───── Reading text

Over at the Cato Institute's Daily Podcast, IJ Senior Attorney Robert McNamara explains why the Supreme Court's recent decision in NIFLA v. Becerra is one of the most important free speech rulings in a generation. Click here to listen.
Or click here to read McNamara and fellow IJ Senior Attorney Paul Sherman on NIFLA in Cato's Supreme Court Review.
- Under decades-old Federal Election Commission regulations, nonprofits that run political ads need disclose the identities only of donors who earmarked their donations for those specific ads. Uh oh! A federal district court holds that this is a plain misreading of the law, which requires all contributors be disclosed. D.C. Circuit: And that is probably right, so we will not grant a stay pending appeal. (NB: Neither will the Supreme Court.)
- Advocacy group for the blind sues the Container Store, alleging that the company's use of touch-screen point-of-sale devices—which are inaccessible to blind customers—violates the Americans with Disabilities Act. Not so fast, says the Container Store: You agreed to arbitrate disputes when you signed up for our loyalty program. First Circuit (with retired Justice Souter sitting by designation): They did no such thing, because the terms of the arbitration agreement were never communicated to them.
- Third time's a charm (but so were the first and second): After twice persuading the Third Circuit to reinstate her complaint alleging that Pennsylvania prison officials suspended her visitation privileges in retaliation for her exercise of First Amendment rights, pro se plaintiff persuades the same court to vacate the entry of summary judgment in the prison officials' favor. But, adds the Third Circuit: Pleeeeeeease get a lawyer on remand.

──────────
───── Entries provided

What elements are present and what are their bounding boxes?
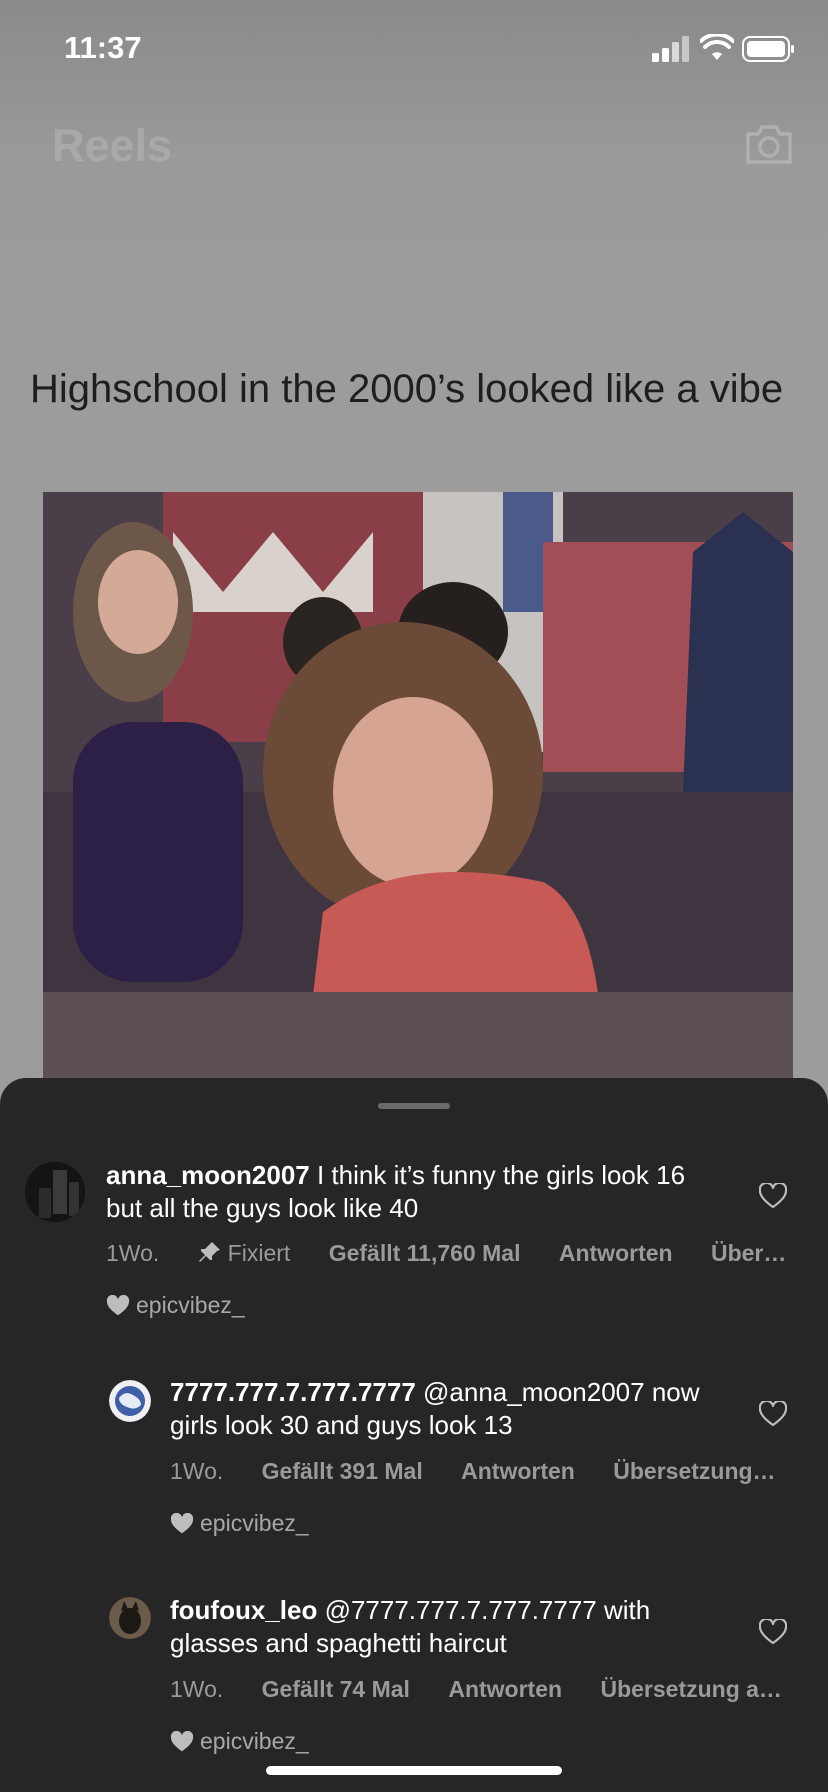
wifi-icon <box>700 34 734 60</box>
comment-text: 7777.777.7.777.7777 @anna_moon2007 now g… <box>170 1376 710 1442</box>
status-bar: 11:37 <box>0 0 828 100</box>
translate-button[interactable]: Über… <box>711 1240 786 1266</box>
camera-icon[interactable] <box>744 120 794 168</box>
heart-filled-icon <box>106 1294 130 1315</box>
avatar[interactable] <box>109 1597 151 1639</box>
likes-count[interactable]: Gefällt 11,760 Mal <box>329 1240 521 1266</box>
comment-text: foufoux_leo @7777.777.7.777.7777 with gl… <box>170 1594 710 1660</box>
reel-caption: Highschool in the 2000’s looked like a v… <box>30 367 784 411</box>
sheet-grabber[interactable] <box>378 1103 450 1109</box>
comment-username[interactable]: foufoux_leo <box>170 1595 317 1625</box>
avatar[interactable] <box>109 1380 151 1422</box>
comment-time: 1Wo. <box>106 1240 160 1266</box>
comment-meta: 1Wo. Gefällt 391 Mal Antworten Übersetzu… <box>170 1458 808 1485</box>
reply-button[interactable]: Antworten <box>448 1676 562 1702</box>
heart-filled-icon <box>170 1512 194 1533</box>
liked-by-creator: epicvibez_ <box>106 1292 245 1319</box>
comment-text: anna_moon2007 I think it’s funny the gir… <box>106 1159 706 1225</box>
translate-button[interactable]: Übersetzung a… <box>600 1676 781 1702</box>
comment-username[interactable]: anna_moon2007 <box>106 1160 310 1190</box>
translate-button[interactable]: Übersetzung… <box>613 1458 775 1484</box>
pinned-label: Fixiert <box>198 1240 297 1266</box>
likes-count[interactable]: Gefällt 391 Mal <box>262 1458 423 1484</box>
heart-icon[interactable] <box>759 1183 787 1209</box>
liked-by-creator: epicvibez_ <box>170 1728 309 1755</box>
status-time: 11:37 <box>64 30 142 65</box>
liked-by-name: epicvibez_ <box>200 1510 309 1536</box>
comment-time: 1Wo. <box>170 1676 224 1702</box>
reel-photo <box>43 492 793 1078</box>
pinned-text: Fixiert <box>227 1240 291 1266</box>
liked-by-name: epicvibez_ <box>200 1728 309 1754</box>
heart-icon[interactable] <box>759 1619 787 1645</box>
reply-button[interactable]: Antworten <box>461 1458 575 1484</box>
avatar[interactable] <box>25 1162 85 1222</box>
signal-icon <box>652 36 689 62</box>
reel-video-frame[interactable] <box>43 492 793 1078</box>
comment-meta: 1Wo. Gefällt 74 Mal Antworten Übersetzun… <box>170 1676 814 1703</box>
pin-icon <box>198 1242 220 1262</box>
comment-meta: 1Wo. Fixiert Gefällt 11,760 Mal Antworte… <box>106 1240 818 1267</box>
liked-by-name: epicvibez_ <box>136 1292 245 1318</box>
heart-icon[interactable] <box>759 1401 787 1427</box>
comment-username[interactable]: 7777.777.7.777.7777 <box>170 1377 416 1407</box>
heart-filled-icon <box>170 1730 194 1751</box>
page-title: Reels <box>52 120 173 171</box>
likes-count[interactable]: Gefällt 74 Mal <box>262 1676 410 1702</box>
comment-time: 1Wo. <box>170 1458 224 1484</box>
home-indicator <box>266 1766 562 1775</box>
battery-icon <box>742 36 794 62</box>
liked-by-creator: epicvibez_ <box>170 1510 309 1537</box>
reply-button[interactable]: Antworten <box>559 1240 673 1266</box>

──────────

**Set problem 1:**
Name every court that the legal news roundup mentions.
**Set problem 2:**
Answer these from the legal news roundup:
(a) What job title does Robert McNamara hold?
(b) What kind of devices did the Container Store use that the advocacy group says blind customers can't use?
(c) Which privileges did the pro se plaintiff say prison officials suspended?
**Set problem 3:**
Reproduce a passage from the legal news roundup word for word. Begin at the words "Over at the" and stop after "the Supreme Court.)".

**Full output 1:**
- Supreme Court
- federal district court
- D.C. Circuit
- First Circuit
- Third Circuit

**Full output 2:**
(a) IJ Senior Attorney
(b) Touch-screen point-of-sale devices
(c) Her visitation privileges

**Full output 3:**
Over at the Cato Institute's Daily Podcast, IJ Senior Attorney Robert McNamara explains why the Supreme Court's recent decision in NIFLA v. Becerra is one of the most important free speech rulings in a generation. Click here to listen.
Or click here to read McNamara and fellow IJ Senior Attorney Paul Sherman on NIFLA in Cato's Supreme Court Review.
- Under decades-old Federal Election Commission regulations, nonprofits that run political ads need disclose the identities only of donors who earmarked their donations for those specific ads. Uh oh! A federal district court holds that this is a plain misreading of the law, which requires all contributors be disclosed. D.C. Circuit: And that is probably right, so we will not grant a stay pending appeal. (NB: Neither will the Supreme Court.)